_Goal of the exercise_
All the data should come back exactly as it was given.

_Dataset items_
────────────────
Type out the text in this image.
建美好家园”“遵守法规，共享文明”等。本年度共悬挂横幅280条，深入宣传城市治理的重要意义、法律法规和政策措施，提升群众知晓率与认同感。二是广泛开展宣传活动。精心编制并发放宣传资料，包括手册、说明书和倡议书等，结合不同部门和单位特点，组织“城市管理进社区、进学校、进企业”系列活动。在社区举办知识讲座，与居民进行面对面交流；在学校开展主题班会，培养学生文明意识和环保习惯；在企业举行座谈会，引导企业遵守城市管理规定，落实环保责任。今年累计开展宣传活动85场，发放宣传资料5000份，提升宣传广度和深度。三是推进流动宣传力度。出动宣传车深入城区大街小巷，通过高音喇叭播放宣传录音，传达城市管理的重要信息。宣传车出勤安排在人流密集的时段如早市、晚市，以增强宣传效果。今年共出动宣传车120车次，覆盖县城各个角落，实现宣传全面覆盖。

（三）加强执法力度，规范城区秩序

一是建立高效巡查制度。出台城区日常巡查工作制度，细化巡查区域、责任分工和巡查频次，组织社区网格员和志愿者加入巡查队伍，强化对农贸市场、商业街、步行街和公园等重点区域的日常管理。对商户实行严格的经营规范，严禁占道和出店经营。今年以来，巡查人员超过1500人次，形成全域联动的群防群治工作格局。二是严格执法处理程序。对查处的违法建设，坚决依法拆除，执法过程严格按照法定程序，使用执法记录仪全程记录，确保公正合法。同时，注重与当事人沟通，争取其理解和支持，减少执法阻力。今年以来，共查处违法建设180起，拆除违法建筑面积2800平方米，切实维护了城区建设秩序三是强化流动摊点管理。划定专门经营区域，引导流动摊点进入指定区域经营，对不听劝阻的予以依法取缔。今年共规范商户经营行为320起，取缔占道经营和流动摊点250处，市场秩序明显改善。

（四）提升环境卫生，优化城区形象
────────────────
_Response to the task_
Type out the text in this image.
建美好家园”“遵守法规，共享文明”等。本年度共悬挂横幅280条，深入宣传城市治理的重要意义、法律法规和政策措施，提升群众知晓率与认同感。二是广泛开展宣传活动。精心编制并发放宣传资料，包括手册、说明书和倡议书等，结合不同部门和单位特点，组织“城市管理进社区、进学校、进企业”系列活动。在社区举办知识讲座，与居民进行面对面交流；在学校开展主题班会，培养学生文明意识和环保习惯；在企业举行座谈会，引导企业遵守城市管理规定，落实环保责任。今年累计开展宣传活动85场，发放宣传资料5000份，提升宣传广度和深度。三是推进流动宣传力度。出动宣传车深入城区大街小巷，通过高音喇叭播放宣传录音，传达城市管理的重要信息。宣传车出勤安排在人流密集的时段如早市、晚市，以增强宣传效果。今年共出动宣传车120车次，覆盖县城各个角落，实现宣传全面覆盖。

（三）加强执法力度，规范城区秩序

一是建立高效巡查制度。出台城区日常巡查工作制度，细化巡查区域、责任分工和巡查频次，组织社区网格员和志愿者加入巡查队伍，强化对农贸市场、商业街、步行街和公园等重点区域的日常管理。对商户实行严格的经营规范，严禁占道和出店经营。今年以来，巡查人员超过1500人次，形成全域联动的群防群治工作格局。二是严格执法处理程序。对查处的违法建设，坚决依法拆除，执法过程严格按照法定程序，使用执法记录仪全程记录，确保公正合法。同时，注重与当事人沟通，争取其理解和支持，减少执法阻力。今年以来，共查处违法建设180起，拆除违法建筑面积2800平方米，切实维护了城区建设秩序三是强化流动摊点管理。划定专门经营区域，引导流动摊点进入指定区域经营，对不听劝阻的予以依法取缔。今年共规范商户经营行为320起，取缔占道经营和流动摊点250处，市场秩序明显改善。

（四）提升环境卫生，优化城区形象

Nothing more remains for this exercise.